- TASK INSTRUCTIONS -
Repeat the whole listing exactly as written.

- EXERCISE DATA -
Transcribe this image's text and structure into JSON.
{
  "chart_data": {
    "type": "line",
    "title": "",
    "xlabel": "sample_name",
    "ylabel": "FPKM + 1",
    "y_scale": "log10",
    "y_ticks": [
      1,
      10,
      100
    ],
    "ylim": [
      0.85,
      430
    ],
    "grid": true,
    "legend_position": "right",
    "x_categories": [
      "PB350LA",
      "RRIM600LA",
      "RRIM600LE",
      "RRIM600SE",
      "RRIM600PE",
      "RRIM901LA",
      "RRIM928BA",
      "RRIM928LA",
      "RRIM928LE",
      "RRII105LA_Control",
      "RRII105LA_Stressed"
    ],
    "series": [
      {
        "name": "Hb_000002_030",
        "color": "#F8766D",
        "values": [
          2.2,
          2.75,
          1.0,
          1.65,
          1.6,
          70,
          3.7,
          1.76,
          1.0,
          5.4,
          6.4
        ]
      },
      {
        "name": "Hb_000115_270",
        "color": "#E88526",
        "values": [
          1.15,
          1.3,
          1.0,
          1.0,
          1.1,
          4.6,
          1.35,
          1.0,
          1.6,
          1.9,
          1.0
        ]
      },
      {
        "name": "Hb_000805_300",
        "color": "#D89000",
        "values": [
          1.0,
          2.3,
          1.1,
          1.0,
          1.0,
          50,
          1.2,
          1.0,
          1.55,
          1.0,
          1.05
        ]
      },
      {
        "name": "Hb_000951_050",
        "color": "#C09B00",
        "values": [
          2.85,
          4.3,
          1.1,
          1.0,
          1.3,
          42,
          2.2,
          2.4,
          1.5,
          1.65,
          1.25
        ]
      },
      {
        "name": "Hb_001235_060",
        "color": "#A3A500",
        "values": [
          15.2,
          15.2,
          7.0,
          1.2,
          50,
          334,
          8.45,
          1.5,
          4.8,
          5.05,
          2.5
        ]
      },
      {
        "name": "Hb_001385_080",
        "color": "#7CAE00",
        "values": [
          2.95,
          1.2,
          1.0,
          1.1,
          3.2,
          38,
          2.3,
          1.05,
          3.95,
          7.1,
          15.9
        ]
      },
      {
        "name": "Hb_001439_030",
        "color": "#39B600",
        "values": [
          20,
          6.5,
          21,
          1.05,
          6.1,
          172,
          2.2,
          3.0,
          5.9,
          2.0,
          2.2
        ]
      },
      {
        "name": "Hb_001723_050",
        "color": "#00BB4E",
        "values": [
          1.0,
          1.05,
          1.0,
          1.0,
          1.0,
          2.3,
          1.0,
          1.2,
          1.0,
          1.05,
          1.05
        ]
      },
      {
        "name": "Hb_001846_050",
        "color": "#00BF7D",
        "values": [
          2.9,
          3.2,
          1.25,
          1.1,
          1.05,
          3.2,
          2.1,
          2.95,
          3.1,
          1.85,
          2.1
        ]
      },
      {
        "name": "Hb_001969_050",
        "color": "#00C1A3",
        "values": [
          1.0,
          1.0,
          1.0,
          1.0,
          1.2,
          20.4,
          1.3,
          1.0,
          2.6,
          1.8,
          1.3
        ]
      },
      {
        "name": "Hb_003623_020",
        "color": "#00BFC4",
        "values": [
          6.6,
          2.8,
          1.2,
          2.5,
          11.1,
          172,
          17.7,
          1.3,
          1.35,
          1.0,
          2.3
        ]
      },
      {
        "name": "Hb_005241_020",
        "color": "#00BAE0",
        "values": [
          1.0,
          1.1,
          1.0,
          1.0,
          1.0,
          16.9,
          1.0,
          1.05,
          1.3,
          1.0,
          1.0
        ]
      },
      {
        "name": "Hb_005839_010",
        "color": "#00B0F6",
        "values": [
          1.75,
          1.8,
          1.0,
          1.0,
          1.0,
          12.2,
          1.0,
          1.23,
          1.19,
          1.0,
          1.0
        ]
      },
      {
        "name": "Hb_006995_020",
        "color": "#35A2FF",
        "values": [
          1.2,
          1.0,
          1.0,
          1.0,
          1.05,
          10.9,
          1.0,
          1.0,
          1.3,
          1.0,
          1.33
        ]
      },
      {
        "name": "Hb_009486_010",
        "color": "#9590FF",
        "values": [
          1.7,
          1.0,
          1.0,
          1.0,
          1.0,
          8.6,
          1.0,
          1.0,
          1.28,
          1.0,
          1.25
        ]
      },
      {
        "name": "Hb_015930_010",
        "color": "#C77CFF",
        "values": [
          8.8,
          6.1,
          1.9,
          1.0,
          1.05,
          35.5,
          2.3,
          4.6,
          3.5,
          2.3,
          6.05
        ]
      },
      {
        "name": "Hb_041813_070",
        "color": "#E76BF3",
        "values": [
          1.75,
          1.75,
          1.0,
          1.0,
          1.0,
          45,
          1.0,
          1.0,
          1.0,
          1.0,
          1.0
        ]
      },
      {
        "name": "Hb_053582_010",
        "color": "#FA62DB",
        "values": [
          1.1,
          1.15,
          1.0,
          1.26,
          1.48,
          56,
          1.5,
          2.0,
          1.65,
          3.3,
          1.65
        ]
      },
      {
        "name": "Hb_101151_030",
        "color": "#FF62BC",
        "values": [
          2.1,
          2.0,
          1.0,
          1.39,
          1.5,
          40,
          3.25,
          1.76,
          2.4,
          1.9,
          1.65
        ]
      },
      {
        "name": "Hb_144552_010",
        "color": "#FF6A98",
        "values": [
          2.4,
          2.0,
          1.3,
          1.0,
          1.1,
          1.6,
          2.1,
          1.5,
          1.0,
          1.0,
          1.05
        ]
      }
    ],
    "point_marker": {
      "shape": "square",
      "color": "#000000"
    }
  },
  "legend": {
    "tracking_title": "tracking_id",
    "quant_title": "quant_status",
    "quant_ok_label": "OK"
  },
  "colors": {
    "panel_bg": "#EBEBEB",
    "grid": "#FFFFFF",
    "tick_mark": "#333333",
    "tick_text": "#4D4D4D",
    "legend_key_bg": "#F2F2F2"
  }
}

- FINAL RESULT -
Transcribe this image's text and structure into JSON.
{
  "chart_data": {
    "type": "line",
    "title": "",
    "xlabel": "sample_name",
    "ylabel": "FPKM + 1",
    "y_scale": "log10",
    "y_ticks": [
      1,
      10,
      100
    ],
    "ylim": [
      0.85,
      430
    ],
    "grid": true,
    "legend_position": "right",
    "x_categories": [
      "PB350LA",
      "RRIM600LA",
      "RRIM600LE",
      "RRIM600SE",
      "RRIM600PE",
      "RRIM901LA",
      "RRIM928BA",
      "RRIM928LA",
      "RRIM928LE",
      "RRII105LA_Control",
      "RRII105LA_Stressed"
    ],
    "series": [
      {
        "name": "Hb_000002_030",
        "color": "#F8766D",
        "values": [
          2.2,
          2.75,
          1.0,
          1.65,
          1.6,
          70,
          3.7,
          1.76,
          1.0,
          5.4,
          6.4
        ]
      },
      {
        "name": "Hb_000115_270",
        "color": "#E88526",
        "values": [
          1.15,
          1.3,
          1.0,
          1.0,
          1.1,
          4.6,
          1.35,
          1.0,
          1.6,
          1.9,
          1.0
        ]
      },
      {
        "name": "Hb_000805_300",
        "color": "#D89000",
        "values": [
          1.0,
          2.3,
          1.1,
          1.0,
          1.0,
          50,
          1.2,
          1.0,
          1.55,
          1.0,
          1.05
        ]
      },
      {
        "name": "Hb_000951_050",
        "color": "#C09B00",
        "values": [
          2.85,
          4.3,
          1.1,
          1.0,
          1.3,
          42,
          2.2,
          2.4,
          1.5,
          1.65,
          1.25
        ]
      },
      {
        "name": "Hb_001235_060",
        "color": "#A3A500",
        "values": [
          15.2,
          15.2,
          7.0,
          1.2,
          50,
          334,
          8.45,
          1.5,
          4.8,
          5.05,
          2.5
        ]
      },
      {
        "name": "Hb_001385_080",
        "color": "#7CAE00",
        "values": [
          2.95,
          1.2,
          1.0,
          1.1,
          3.2,
          38,
          2.3,
          1.05,
          3.95,
          7.1,
          15.9
        ]
      },
      {
        "name": "Hb_001439_030",
        "color": "#39B600",
        "values": [
          20,
          6.5,
          21,
          1.05,
          6.1,
          172,
          2.2,
          3.0,
          5.9,
          2.0,
          2.2
        ]
      },
      {
        "name": "Hb_001723_050",
        "color": "#00BB4E",
        "values": [
          1.0,
          1.05,
          1.0,
          1.0,
          1.0,
          2.3,
          1.0,
          1.2,
          1.0,
          1.05,
          1.05
        ]
      },
      {
        "name": "Hb_001846_050",
        "color": "#00BF7D",
        "values": [
          2.9,
          3.2,
          1.25,
          1.1,
          1.05,
          3.2,
          2.1,
          2.95,
          3.1,
          1.85,
          2.1
        ]
      },
      {
        "name": "Hb_001969_050",
        "color": "#00C1A3",
        "values": [
          1.0,
          1.0,
          1.0,
          1.0,
          1.2,
          20.4,
          1.3,
          1.0,
          2.6,
          1.8,
          1.3
        ]
      },
      {
        "name": "Hb_003623_020",
        "color": "#00BFC4",
        "values": [
          6.6,
          2.8,
          1.2,
          2.5,
          11.1,
          172,
          17.7,
          1.3,
          1.35,
          1.0,
          2.3
        ]
      },
      {
        "name": "Hb_005241_020",
        "color": "#00BAE0",
        "values": [
          1.0,
          1.1,
          1.0,
          1.0,
          1.0,
          16.9,
          1.0,
          1.05,
          1.3,
          1.0,
          1.0
        ]
      },
      {
        "name": "Hb_005839_010",
        "color": "#00B0F6",
        "values": [
          1.75,
          1.8,
          1.0,
          1.0,
          1.0,
          12.2,
          1.0,
          1.23,
          1.19,
          1.0,
          1.0
        ]
      },
      {
        "name": "Hb_006995_020",
        "color": "#35A2FF",
        "values": [
          1.2,
          1.0,
          1.0,
          1.0,
          1.05,
          10.9,
          1.0,
          1.0,
          1.3,
          1.0,
          1.33
        ]
      },
      {
        "name": "Hb_009486_010",
        "color": "#9590FF",
        "values": [
          1.7,
          1.0,
          1.0,
          1.0,
          1.0,
          8.6,
          1.0,
          1.0,
          1.28,
          1.0,
          1.25
        ]
      },
      {
        "name": "Hb_015930_010",
        "color": "#C77CFF",
        "values": [
          8.8,
          6.1,
          1.9,
          1.0,
          1.05,
          35.5,
          2.3,
          4.6,
          3.5,
          2.3,
          6.05
        ]
      },
      {
        "name": "Hb_041813_070",
        "color": "#E76BF3",
        "values": [
          1.75,
          1.75,
          1.0,
          1.0,
          1.0,
          45,
          1.0,
          1.0,
          1.0,
          1.0,
          1.0
        ]
      },
      {
        "name": "Hb_053582_010",
        "color": "#FA62DB",
        "values": [
          1.1,
          1.15,
          1.0,
          1.26,
          1.48,
          56,
          1.5,
          2.0,
          1.65,
          3.3,
          1.65
        ]
      },
      {
        "name": "Hb_101151_030",
        "color": "#FF62BC",
        "values": [
          2.1,
          2.0,
          1.0,
          1.39,
          1.5,
          40,
          3.25,
          1.76,
          2.4,
          1.9,
          1.65
        ]
      },
      {
        "name": "Hb_144552_010",
        "color": "#FF6A98",
        "values": [
          2.4,
          2.0,
          1.3,
          1.0,
          1.1,
          1.6,
          2.1,
          1.5,
          1.0,
          1.0,
          1.05
        ]
      }
    ],
    "point_marker": {
      "shape": "square",
      "color": "#000000"
    }
  },
  "legend": {
    "tracking_title": "tracking_id",
    "quant_title": "quant_status",
    "quant_ok_label": "OK"
  },
  "colors": {
    "panel_bg": "#EBEBEB",
    "grid": "#FFFFFF",
    "tick_mark": "#333333",
    "tick_text": "#4D4D4D",
    "legend_key_bg": "#F2F2F2"
  }
}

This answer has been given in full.